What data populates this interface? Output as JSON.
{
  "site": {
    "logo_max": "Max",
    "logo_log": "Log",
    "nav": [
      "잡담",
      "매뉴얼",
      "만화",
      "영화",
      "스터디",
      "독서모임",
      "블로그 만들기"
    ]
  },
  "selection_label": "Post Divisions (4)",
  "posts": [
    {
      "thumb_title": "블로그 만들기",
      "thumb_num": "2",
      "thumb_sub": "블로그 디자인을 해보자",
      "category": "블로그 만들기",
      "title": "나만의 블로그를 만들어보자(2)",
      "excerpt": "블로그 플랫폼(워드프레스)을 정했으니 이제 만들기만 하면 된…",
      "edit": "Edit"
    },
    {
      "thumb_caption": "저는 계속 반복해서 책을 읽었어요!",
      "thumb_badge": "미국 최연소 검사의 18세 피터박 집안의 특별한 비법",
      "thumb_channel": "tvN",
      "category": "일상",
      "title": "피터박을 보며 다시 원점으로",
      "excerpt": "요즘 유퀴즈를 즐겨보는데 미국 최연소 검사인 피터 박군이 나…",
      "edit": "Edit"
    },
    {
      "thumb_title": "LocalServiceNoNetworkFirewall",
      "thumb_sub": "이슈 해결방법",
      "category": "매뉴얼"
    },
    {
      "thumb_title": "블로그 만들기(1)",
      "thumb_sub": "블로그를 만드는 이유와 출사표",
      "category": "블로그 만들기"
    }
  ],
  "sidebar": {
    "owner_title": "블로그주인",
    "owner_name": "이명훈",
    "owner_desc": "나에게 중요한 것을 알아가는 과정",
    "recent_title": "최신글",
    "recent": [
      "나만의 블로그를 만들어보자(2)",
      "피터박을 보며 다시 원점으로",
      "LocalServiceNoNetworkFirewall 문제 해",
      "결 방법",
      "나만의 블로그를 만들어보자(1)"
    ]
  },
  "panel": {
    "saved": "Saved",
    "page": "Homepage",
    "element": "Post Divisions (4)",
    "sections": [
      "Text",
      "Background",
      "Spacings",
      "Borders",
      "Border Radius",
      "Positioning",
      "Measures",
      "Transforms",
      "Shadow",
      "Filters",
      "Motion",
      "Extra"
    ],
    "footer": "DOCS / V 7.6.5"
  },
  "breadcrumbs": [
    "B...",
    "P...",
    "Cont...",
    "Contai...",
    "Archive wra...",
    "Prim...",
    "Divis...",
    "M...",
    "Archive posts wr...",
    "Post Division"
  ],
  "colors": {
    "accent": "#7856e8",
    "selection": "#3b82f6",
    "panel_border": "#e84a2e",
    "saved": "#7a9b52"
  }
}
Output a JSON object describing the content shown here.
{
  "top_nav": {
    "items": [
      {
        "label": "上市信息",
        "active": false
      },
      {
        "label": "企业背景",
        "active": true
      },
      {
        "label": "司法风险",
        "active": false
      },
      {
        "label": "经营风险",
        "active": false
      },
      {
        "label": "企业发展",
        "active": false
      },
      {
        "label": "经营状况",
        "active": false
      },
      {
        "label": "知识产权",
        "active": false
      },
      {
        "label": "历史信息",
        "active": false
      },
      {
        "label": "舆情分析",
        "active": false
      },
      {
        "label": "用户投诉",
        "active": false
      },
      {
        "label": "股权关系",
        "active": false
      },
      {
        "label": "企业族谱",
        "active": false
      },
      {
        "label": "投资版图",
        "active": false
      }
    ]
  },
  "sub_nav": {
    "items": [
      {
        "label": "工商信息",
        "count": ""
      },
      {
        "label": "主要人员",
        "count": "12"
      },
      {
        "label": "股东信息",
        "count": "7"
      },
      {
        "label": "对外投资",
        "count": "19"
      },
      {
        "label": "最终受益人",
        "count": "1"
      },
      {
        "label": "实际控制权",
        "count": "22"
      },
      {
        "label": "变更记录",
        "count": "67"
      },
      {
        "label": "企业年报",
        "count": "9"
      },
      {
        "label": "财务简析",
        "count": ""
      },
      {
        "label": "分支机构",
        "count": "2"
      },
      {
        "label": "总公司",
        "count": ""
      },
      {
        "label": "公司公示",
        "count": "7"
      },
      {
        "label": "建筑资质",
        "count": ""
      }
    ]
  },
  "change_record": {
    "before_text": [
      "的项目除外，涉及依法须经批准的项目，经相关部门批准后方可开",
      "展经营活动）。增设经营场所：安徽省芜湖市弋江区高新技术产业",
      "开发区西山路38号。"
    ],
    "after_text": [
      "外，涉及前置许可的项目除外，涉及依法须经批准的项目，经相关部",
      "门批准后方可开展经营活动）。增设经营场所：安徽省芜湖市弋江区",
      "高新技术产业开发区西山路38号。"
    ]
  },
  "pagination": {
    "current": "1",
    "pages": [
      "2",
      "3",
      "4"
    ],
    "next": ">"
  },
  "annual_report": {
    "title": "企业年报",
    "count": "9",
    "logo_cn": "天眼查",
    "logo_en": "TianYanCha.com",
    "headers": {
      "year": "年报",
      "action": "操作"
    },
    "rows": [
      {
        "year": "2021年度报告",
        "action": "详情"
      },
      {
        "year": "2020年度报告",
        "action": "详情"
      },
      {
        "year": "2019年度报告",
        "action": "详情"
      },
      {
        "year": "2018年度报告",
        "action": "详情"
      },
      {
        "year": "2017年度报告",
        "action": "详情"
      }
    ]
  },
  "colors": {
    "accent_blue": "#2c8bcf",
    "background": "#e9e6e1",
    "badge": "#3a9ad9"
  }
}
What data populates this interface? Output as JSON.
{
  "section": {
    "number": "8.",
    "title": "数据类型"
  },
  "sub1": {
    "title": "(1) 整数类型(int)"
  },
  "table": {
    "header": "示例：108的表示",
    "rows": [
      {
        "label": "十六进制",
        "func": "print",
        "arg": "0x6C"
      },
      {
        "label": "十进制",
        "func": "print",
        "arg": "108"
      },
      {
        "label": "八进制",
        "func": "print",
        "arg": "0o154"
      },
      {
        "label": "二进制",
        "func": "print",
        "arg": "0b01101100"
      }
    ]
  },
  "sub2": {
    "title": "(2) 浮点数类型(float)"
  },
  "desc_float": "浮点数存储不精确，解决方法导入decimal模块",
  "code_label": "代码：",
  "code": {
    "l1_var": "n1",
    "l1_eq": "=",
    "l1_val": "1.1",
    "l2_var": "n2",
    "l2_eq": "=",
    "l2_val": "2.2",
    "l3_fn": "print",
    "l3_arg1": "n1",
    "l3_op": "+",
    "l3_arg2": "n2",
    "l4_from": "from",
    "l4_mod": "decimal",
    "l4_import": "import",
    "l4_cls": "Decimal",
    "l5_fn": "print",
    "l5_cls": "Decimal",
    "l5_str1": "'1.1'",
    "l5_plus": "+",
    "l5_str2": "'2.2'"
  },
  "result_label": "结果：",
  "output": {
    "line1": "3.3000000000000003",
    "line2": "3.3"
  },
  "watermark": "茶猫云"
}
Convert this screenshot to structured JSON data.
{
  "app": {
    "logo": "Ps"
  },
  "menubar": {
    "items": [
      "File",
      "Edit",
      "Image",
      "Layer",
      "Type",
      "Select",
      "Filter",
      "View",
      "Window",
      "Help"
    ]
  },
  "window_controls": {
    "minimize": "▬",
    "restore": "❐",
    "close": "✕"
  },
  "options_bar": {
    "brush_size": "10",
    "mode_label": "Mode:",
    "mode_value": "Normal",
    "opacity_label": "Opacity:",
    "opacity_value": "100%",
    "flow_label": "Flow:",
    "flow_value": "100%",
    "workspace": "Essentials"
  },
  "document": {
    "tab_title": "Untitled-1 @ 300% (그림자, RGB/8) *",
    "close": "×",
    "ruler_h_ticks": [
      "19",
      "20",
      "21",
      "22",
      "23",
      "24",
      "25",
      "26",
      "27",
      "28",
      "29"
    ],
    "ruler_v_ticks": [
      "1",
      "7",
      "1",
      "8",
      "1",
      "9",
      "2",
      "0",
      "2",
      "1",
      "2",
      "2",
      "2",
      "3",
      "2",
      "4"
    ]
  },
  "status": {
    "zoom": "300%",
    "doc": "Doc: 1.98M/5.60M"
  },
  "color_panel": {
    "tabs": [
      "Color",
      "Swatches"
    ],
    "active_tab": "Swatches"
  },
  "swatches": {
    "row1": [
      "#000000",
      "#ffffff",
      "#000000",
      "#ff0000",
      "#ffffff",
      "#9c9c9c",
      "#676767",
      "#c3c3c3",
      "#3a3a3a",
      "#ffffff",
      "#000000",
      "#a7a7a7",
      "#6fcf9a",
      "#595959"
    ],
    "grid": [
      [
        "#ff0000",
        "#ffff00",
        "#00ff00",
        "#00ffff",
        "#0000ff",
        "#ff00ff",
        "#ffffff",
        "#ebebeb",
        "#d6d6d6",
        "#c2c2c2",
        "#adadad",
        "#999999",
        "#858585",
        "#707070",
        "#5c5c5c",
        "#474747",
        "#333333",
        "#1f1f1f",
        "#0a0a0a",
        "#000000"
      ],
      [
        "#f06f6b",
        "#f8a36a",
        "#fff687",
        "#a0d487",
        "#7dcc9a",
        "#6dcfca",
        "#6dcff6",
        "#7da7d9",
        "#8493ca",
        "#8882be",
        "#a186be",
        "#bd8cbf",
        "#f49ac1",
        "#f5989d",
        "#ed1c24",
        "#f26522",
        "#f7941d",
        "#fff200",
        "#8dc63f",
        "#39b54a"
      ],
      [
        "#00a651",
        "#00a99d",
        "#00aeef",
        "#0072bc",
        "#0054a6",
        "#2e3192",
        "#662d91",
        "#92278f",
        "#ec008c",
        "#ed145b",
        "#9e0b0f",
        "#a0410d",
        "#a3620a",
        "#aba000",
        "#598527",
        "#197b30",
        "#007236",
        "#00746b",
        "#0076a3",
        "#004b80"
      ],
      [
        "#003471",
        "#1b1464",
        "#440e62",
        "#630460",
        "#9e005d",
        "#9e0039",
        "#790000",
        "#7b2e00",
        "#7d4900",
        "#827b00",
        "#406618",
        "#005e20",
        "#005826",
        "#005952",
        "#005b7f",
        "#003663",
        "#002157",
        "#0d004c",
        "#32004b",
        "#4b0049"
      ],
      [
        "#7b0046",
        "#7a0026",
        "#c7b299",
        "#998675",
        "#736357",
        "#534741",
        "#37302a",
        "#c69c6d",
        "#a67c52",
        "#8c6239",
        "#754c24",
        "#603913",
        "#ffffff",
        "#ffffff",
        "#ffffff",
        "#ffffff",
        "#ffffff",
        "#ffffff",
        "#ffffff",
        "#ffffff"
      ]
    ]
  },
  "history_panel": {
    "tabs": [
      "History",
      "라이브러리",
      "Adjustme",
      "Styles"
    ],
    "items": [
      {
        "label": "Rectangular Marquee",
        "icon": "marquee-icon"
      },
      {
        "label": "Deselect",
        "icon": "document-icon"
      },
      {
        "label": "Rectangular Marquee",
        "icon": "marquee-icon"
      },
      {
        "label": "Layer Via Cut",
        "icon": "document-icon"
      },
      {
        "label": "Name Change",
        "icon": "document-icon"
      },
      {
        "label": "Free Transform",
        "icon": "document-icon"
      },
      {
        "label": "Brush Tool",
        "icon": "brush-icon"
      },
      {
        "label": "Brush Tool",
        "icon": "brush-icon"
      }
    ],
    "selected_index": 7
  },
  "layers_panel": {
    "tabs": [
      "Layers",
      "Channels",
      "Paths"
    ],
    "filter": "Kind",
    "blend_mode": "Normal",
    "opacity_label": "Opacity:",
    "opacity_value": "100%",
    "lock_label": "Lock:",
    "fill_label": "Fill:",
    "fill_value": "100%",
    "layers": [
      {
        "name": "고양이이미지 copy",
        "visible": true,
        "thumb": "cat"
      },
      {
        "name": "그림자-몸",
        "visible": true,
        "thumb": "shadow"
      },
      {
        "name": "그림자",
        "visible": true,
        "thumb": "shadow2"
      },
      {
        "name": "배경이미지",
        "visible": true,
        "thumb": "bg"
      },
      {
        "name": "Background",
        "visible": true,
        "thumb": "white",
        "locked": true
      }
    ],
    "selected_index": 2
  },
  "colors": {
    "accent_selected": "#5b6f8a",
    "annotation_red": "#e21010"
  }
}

▶ SHORT EXERCISE: Only the count is needed: the number of lines in the data that include the word "LocalServiceNoNetworkFirewall".

▶ THE SOLUTION: 2